THE REQUEST :: Could you repeat the records below exactly, leaving out any pictures?

RECORDS FOR THIS EXERCISE start

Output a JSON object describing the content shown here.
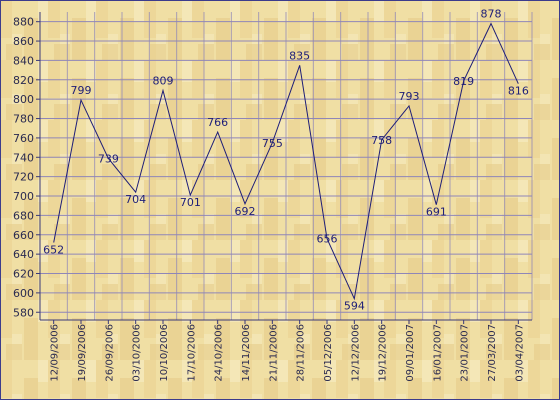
{
  "chart_data": {
    "type": "line",
    "x": [
      "12/09/2006",
      "19/09/2006",
      "26/09/2006",
      "03/10/2006",
      "10/10/2006",
      "17/10/2006",
      "24/10/2006",
      "14/11/2006",
      "21/11/2006",
      "28/11/2006",
      "05/12/2006",
      "12/12/2006",
      "19/12/2006",
      "09/01/2007",
      "16/01/2007",
      "23/01/2007",
      "27/03/2007",
      "03/04/2007"
    ],
    "series": [
      {
        "values": [
          652,
          799,
          739,
          704,
          809,
          701,
          766,
          692,
          755,
          835,
          656,
          594,
          758,
          793,
          691,
          819,
          878,
          816
        ]
      }
    ],
    "y_ticks": [
      580,
      600,
      620,
      640,
      660,
      680,
      700,
      720,
      740,
      760,
      780,
      800,
      820,
      840,
      860,
      880
    ],
    "ylim": [
      572,
      890
    ],
    "grid": true,
    "legend": "none",
    "colors": {
      "line": "#1e1e78",
      "grid": "#8f86b8",
      "axis": "#3a3a7a",
      "background": "#f0dfa4",
      "frame": "#3c3c8c"
    }
  }
}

RECORDS FOR THIS EXERCISE end

THE COMPLETED TASK ::
Output a JSON object describing the content shown here.
{
  "chart_data": {
    "type": "line",
    "x": [
      "12/09/2006",
      "19/09/2006",
      "26/09/2006",
      "03/10/2006",
      "10/10/2006",
      "17/10/2006",
      "24/10/2006",
      "14/11/2006",
      "21/11/2006",
      "28/11/2006",
      "05/12/2006",
      "12/12/2006",
      "19/12/2006",
      "09/01/2007",
      "16/01/2007",
      "23/01/2007",
      "27/03/2007",
      "03/04/2007"
    ],
    "series": [
      {
        "values": [
          652,
          799,
          739,
          704,
          809,
          701,
          766,
          692,
          755,
          835,
          656,
          594,
          758,
          793,
          691,
          819,
          878,
          816
        ]
      }
    ],
    "y_ticks": [
      580,
      600,
      620,
      640,
      660,
      680,
      700,
      720,
      740,
      760,
      780,
      800,
      820,
      840,
      860,
      880
    ],
    "ylim": [
      572,
      890
    ],
    "grid": true,
    "legend": "none",
    "colors": {
      "line": "#1e1e78",
      "grid": "#8f86b8",
      "axis": "#3a3a7a",
      "background": "#f0dfa4",
      "frame": "#3c3c8c"
    }
  }
}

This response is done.